----- RECORD EXCERPTS -----

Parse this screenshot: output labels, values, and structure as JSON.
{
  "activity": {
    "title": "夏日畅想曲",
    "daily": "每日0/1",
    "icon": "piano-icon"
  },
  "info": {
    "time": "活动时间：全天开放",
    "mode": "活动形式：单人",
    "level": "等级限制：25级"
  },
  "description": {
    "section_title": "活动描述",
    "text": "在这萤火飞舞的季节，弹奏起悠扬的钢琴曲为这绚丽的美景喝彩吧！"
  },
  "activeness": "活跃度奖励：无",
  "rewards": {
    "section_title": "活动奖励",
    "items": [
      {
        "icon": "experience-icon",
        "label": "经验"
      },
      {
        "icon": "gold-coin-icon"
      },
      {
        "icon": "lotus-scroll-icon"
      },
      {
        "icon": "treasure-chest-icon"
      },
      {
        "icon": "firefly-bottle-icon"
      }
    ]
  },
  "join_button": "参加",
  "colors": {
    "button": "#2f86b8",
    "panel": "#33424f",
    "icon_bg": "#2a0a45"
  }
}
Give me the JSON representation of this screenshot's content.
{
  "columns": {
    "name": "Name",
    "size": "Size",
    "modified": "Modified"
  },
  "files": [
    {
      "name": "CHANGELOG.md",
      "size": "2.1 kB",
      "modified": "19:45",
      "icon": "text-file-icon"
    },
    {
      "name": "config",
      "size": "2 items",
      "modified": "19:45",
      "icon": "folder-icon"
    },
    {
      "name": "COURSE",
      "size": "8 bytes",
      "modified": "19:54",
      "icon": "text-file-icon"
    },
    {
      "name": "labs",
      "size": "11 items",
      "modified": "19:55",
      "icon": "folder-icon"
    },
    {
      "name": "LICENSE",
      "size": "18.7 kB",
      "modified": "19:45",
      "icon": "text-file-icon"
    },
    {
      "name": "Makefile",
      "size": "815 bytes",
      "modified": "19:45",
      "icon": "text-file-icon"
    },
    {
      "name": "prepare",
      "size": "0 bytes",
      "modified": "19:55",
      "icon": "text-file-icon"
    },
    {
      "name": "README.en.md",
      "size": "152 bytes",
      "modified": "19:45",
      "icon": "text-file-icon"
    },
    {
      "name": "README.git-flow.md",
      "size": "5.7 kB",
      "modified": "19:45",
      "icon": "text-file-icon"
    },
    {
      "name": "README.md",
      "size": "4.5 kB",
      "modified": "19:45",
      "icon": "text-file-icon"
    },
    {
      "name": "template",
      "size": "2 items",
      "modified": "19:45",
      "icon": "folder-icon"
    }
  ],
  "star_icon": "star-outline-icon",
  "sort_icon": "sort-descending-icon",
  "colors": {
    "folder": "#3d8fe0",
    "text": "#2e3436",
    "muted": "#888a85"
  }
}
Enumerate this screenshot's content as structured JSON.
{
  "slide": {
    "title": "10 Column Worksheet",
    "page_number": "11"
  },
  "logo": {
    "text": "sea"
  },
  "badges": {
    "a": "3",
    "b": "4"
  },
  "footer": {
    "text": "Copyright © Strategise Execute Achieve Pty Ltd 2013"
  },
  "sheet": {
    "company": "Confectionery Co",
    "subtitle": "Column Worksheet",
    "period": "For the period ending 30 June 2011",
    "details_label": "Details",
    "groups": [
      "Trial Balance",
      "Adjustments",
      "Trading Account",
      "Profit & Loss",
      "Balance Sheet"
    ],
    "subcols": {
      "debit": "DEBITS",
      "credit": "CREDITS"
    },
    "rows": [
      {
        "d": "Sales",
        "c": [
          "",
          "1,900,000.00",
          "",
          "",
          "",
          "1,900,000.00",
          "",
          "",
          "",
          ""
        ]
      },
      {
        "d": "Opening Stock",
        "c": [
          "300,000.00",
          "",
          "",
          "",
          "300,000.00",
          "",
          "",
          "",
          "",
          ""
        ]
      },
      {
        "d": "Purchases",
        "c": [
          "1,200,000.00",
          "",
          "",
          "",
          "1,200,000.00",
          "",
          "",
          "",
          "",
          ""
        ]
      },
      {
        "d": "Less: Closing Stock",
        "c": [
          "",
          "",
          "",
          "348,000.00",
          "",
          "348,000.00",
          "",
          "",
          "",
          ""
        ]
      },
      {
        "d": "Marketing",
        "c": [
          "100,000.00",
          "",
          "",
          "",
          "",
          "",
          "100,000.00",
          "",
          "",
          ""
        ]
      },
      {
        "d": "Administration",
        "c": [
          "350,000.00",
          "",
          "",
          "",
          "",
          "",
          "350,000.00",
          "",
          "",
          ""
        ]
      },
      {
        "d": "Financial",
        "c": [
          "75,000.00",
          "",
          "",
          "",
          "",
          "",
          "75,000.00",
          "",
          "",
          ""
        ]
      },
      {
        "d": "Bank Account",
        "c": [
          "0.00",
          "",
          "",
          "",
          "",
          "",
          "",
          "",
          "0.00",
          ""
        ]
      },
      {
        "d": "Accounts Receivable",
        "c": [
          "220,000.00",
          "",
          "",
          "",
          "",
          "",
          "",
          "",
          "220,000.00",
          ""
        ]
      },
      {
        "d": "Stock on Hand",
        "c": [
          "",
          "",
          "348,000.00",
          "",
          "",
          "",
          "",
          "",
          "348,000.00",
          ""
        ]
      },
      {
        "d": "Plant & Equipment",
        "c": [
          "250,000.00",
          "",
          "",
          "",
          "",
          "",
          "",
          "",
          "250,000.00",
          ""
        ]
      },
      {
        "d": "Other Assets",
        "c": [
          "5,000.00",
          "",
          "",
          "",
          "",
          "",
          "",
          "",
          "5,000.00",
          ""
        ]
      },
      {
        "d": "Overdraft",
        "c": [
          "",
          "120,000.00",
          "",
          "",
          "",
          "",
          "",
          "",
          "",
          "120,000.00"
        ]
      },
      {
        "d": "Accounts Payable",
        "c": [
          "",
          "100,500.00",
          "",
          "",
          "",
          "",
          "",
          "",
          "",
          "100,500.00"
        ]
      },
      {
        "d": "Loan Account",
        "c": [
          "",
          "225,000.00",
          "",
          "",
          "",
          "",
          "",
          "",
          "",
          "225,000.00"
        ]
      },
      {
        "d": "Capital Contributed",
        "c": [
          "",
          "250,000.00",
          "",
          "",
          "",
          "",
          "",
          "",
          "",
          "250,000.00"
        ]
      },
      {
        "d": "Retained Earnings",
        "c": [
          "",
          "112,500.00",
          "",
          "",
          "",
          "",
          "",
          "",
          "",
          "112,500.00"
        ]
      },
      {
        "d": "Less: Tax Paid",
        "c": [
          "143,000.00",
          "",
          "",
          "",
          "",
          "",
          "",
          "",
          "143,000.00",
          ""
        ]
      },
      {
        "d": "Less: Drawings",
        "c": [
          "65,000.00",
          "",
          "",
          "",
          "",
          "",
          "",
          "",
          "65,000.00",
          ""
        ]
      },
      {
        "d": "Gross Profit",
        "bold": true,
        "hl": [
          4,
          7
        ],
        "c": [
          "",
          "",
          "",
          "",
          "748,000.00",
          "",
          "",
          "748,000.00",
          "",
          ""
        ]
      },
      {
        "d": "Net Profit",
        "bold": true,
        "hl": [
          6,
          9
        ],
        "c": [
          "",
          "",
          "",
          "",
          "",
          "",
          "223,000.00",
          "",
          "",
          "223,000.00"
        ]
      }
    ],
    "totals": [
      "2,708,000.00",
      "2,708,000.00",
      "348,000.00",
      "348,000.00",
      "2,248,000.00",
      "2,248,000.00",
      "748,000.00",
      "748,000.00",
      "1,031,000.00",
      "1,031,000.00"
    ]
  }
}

-----

## PROBLEM TO WORK ON
Which lines above contain the word "JSON"? Copy each of them.

## FULL ANSWER
Parse this screenshot: output labels, values, and structure as JSON.
Give me the JSON representation of this screenshot's content.
Enumerate this screenshot's content as structured JSON.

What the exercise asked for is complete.